» Problem statement: Determine which lines of the records include the word "시나리오", and copy them.

» Material provided:

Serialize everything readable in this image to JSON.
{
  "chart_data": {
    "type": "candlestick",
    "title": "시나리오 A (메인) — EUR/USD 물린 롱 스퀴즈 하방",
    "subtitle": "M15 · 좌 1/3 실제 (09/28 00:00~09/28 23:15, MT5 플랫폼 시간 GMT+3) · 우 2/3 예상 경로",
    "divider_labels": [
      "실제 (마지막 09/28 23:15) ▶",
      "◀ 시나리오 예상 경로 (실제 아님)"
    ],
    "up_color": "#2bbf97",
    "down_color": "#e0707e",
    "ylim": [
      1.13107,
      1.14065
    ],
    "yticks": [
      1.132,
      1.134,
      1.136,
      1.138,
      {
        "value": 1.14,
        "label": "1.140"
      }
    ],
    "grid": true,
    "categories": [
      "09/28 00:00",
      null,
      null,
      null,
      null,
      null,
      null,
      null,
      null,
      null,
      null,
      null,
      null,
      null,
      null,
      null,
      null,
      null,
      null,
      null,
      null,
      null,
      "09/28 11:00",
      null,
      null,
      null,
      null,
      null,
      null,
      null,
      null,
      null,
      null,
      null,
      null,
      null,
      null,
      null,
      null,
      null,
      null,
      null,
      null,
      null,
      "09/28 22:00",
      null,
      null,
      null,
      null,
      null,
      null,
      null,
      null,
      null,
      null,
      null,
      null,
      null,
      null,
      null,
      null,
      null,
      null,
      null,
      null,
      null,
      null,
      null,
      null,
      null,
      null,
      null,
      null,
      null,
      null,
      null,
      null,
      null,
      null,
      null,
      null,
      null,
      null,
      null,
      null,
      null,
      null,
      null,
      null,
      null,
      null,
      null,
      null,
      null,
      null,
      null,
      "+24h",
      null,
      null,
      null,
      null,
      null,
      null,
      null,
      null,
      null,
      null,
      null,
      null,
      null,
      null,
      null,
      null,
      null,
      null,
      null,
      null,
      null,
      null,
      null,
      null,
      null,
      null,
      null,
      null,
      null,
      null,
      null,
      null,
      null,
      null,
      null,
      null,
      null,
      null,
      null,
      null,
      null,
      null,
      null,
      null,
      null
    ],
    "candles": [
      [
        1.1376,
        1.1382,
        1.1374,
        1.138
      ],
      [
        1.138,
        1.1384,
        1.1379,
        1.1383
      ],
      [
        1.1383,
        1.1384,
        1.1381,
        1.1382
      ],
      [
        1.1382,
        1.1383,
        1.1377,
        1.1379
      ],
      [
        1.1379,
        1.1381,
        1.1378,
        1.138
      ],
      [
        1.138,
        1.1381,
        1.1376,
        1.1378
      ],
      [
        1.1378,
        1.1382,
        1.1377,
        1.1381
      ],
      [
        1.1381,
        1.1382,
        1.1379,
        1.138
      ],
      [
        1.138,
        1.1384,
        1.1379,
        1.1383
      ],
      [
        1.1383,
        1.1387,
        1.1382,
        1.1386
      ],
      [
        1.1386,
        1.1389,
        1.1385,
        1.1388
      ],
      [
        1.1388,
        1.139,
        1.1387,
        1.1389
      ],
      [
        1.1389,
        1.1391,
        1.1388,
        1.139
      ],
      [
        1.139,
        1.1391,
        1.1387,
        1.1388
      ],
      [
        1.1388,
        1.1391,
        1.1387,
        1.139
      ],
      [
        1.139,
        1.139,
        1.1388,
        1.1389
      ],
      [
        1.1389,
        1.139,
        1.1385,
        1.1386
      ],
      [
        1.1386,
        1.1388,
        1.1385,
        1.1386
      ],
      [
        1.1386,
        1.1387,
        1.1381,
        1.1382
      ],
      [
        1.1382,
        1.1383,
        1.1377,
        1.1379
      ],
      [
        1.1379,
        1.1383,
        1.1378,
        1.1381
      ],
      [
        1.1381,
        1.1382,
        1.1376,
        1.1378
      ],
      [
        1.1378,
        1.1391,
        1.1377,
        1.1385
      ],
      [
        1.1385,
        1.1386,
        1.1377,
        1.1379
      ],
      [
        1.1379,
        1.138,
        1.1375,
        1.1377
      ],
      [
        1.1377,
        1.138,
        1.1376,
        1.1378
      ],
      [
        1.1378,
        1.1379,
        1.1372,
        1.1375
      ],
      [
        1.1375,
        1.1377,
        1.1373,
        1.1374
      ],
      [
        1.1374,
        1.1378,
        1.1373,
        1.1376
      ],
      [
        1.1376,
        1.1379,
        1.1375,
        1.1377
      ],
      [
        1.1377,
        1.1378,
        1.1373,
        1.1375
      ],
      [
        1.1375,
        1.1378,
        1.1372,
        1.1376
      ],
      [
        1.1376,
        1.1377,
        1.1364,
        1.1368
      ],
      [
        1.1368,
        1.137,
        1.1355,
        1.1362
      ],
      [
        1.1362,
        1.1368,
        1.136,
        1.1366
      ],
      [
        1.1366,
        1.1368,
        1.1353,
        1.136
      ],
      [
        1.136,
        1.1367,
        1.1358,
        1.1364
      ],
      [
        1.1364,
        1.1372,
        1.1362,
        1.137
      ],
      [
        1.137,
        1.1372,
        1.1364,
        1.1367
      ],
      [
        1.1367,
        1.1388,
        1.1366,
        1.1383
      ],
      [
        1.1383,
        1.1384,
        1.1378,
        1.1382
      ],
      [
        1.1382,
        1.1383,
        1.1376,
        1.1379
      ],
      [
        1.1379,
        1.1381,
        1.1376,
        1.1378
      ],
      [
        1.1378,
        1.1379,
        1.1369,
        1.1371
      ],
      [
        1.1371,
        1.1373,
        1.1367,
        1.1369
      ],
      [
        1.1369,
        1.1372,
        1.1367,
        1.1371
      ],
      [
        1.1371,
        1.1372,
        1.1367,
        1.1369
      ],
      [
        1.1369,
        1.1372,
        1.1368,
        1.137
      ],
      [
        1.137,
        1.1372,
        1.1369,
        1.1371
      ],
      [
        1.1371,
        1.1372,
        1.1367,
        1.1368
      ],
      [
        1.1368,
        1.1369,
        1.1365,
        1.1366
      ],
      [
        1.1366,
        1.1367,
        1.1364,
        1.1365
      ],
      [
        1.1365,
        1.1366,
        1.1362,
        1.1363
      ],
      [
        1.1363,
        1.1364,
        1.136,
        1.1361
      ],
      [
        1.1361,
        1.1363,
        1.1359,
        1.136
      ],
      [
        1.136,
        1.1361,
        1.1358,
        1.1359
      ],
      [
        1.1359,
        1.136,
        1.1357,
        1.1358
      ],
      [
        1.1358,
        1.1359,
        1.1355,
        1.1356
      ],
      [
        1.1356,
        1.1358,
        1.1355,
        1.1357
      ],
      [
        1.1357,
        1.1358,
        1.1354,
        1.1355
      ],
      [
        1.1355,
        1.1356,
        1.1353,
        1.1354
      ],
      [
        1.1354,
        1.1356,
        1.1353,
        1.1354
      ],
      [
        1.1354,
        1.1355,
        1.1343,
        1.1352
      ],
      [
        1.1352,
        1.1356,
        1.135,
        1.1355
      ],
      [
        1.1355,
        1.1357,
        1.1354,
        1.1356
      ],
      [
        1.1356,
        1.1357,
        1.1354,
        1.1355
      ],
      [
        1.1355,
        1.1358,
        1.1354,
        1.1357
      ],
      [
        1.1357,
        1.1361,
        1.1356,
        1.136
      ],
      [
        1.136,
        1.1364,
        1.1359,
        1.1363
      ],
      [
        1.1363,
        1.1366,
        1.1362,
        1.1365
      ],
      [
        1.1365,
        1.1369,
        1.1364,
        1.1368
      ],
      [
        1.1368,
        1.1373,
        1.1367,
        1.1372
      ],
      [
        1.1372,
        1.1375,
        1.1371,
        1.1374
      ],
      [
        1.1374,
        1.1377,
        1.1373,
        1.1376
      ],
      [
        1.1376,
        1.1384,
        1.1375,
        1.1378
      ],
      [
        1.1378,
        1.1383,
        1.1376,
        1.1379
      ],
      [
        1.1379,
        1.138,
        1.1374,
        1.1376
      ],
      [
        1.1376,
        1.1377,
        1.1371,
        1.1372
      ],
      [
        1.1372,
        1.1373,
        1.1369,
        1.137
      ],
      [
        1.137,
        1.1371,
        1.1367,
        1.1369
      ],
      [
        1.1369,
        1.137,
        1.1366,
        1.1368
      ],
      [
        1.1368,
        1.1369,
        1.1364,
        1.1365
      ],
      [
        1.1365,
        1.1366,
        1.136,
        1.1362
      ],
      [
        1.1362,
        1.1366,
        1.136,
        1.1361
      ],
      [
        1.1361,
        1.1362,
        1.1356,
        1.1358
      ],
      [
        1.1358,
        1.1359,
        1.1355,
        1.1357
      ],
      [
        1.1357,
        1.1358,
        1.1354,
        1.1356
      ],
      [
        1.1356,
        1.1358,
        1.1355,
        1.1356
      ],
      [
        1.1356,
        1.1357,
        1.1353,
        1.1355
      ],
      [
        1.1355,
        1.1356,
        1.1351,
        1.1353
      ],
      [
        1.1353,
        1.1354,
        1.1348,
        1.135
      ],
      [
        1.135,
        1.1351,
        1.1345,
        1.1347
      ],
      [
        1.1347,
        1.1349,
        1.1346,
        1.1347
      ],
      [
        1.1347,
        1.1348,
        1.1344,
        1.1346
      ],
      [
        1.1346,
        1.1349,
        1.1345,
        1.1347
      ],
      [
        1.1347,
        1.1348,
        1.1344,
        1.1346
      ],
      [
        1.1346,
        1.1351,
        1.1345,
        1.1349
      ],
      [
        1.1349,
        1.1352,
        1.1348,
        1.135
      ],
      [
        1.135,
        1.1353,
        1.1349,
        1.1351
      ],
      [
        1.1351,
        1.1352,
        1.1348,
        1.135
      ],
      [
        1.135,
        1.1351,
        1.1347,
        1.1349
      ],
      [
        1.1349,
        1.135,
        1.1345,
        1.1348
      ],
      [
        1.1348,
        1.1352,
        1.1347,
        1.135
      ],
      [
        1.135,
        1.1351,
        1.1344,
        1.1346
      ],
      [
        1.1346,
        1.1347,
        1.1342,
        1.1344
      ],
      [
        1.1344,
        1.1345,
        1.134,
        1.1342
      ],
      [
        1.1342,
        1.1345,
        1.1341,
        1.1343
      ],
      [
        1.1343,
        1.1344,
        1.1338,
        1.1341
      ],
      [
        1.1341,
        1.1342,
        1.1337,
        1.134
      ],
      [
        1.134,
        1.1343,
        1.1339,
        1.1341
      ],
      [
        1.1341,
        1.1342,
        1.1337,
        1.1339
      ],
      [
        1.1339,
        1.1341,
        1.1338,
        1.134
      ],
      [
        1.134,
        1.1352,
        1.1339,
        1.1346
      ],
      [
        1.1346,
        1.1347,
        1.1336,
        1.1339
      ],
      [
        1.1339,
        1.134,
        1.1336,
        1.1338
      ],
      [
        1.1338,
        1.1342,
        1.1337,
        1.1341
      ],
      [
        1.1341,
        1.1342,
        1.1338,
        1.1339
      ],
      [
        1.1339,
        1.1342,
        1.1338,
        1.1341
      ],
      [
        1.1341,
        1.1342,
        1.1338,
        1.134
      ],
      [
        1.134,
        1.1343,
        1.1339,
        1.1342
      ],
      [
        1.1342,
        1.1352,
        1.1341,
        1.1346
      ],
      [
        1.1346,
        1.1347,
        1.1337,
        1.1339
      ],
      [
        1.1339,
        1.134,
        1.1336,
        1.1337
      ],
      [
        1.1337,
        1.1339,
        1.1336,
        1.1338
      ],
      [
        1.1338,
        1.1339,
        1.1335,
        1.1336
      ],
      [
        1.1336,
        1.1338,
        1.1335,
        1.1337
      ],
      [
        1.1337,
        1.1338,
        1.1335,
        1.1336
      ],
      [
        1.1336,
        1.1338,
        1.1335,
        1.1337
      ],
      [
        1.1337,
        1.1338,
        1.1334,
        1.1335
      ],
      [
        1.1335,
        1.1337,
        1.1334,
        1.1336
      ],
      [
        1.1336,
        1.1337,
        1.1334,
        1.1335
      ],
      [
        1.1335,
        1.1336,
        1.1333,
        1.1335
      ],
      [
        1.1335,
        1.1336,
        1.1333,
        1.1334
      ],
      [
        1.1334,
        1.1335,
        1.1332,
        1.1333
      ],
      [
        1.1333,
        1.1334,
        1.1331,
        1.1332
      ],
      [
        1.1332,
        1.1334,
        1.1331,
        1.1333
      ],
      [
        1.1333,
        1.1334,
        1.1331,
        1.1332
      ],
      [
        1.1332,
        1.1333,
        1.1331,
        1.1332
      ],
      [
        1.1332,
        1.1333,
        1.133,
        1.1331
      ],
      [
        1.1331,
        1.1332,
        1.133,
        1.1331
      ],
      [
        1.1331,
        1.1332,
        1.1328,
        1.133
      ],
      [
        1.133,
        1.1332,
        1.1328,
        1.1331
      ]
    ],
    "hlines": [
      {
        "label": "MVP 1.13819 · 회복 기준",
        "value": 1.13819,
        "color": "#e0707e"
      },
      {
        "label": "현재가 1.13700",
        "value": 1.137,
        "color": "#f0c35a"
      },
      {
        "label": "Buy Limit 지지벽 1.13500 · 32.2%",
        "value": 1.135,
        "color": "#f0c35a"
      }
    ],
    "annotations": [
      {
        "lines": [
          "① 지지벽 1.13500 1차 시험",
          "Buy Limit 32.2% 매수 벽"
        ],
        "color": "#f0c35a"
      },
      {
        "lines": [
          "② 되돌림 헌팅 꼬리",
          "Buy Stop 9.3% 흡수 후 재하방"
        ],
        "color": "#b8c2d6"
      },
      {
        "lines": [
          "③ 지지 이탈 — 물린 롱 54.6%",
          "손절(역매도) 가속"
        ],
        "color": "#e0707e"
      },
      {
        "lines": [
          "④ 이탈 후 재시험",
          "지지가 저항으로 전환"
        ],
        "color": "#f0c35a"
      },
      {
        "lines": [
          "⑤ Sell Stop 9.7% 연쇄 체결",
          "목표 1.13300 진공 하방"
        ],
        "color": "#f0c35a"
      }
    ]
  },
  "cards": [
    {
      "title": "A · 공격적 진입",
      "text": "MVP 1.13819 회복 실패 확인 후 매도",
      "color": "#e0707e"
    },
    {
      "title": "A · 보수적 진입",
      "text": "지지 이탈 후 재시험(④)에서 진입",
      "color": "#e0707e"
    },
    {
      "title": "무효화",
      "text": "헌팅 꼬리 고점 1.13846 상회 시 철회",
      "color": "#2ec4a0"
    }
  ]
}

» Result of this exercise:
    "title": "시나리오 A (메인) — EUR/USD 물린 롱 스퀴즈 하방",
      "◀ 시나리오 예상 경로 (실제 아님)"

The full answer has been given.